● **AIM OF THE EXERCISE**
Find the string "from" in the listing and report every line that has it.

Source records:
########

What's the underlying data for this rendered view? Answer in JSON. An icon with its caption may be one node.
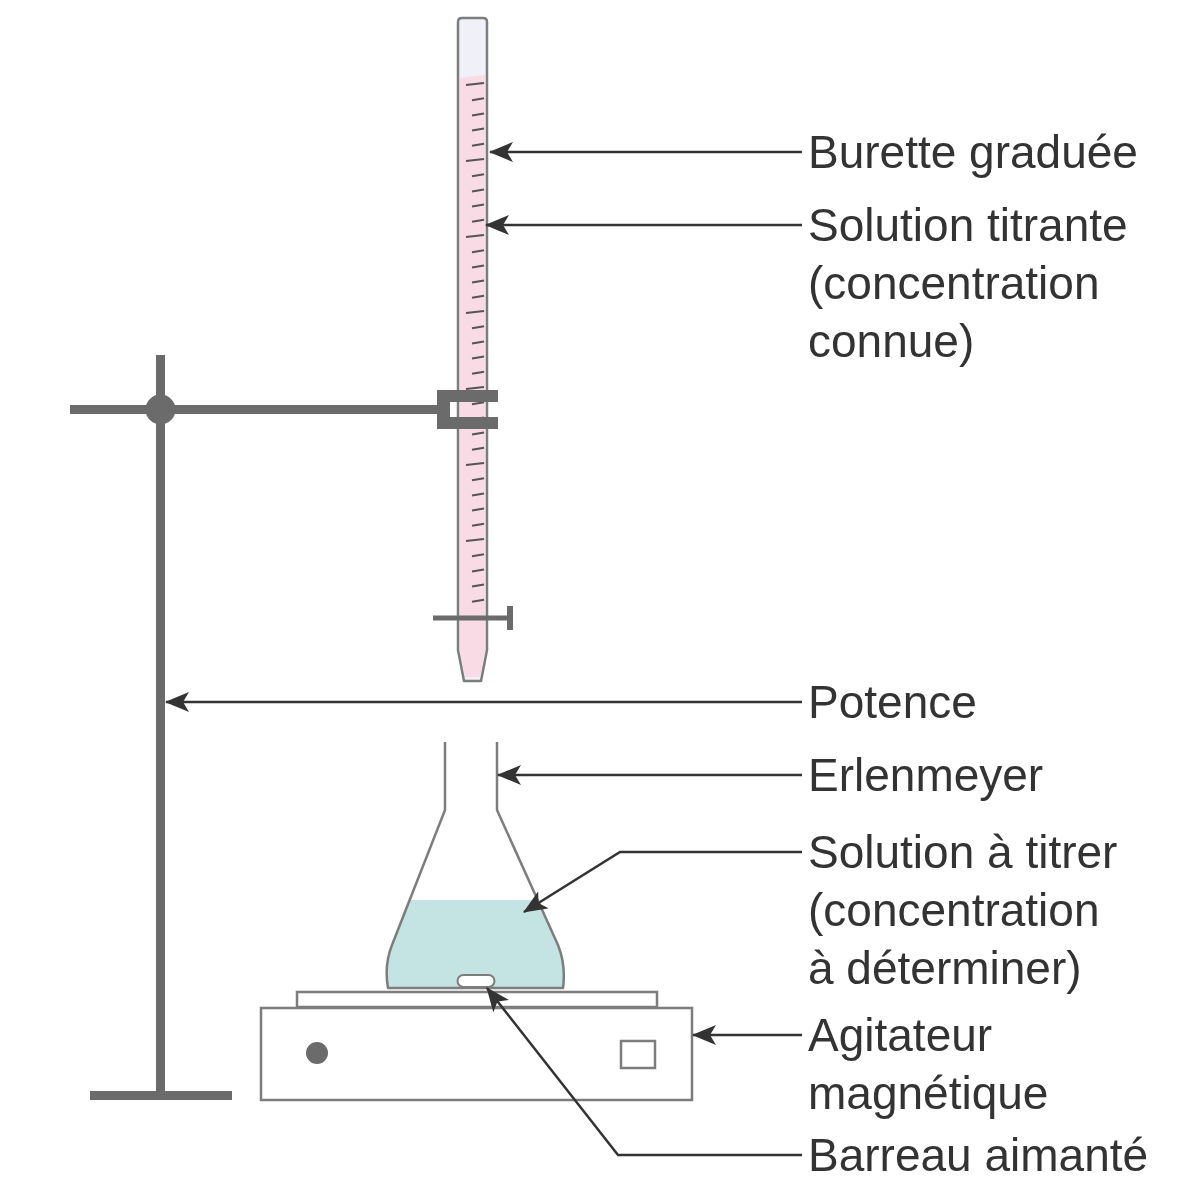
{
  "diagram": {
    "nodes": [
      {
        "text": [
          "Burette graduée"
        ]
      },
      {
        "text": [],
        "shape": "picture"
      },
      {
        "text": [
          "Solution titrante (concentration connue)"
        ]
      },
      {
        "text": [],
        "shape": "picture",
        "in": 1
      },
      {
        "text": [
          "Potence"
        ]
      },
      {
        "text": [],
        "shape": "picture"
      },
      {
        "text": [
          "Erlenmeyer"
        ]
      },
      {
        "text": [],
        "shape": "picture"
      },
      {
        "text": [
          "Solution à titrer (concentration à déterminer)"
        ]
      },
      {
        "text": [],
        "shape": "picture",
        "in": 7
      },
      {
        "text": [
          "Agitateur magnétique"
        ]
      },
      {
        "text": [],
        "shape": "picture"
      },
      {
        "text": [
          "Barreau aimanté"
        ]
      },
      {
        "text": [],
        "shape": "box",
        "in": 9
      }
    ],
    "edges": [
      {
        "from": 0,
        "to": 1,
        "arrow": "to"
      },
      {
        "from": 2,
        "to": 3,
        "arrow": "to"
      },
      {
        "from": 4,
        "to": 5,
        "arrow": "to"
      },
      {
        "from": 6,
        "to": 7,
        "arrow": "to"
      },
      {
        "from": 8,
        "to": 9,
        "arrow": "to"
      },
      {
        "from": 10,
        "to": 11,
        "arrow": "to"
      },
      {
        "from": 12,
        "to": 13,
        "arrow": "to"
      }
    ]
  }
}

########

● **SOLUTION FOR THIS TASK**
        "from": 0,
        "from": 2,
        "from": 4,
        "from": 6,
        "from": 8,
        "from": 10,
        "from": 12,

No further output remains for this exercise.